> [Problem to work on]: Repeat the entire listing exactly.

Figure dataset records:
━━━━━━━━

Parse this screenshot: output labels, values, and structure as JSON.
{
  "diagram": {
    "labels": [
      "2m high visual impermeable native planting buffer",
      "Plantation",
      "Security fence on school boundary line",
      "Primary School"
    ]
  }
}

━━━━━━━━

> [Reply to the task]:
Parse this screenshot: output labels, values, and structure as JSON.
{
  "diagram": {
    "labels": [
      "2m high visual impermeable native planting buffer",
      "Plantation",
      "Security fence on school boundary line",
      "Primary School"
    ]
  }
}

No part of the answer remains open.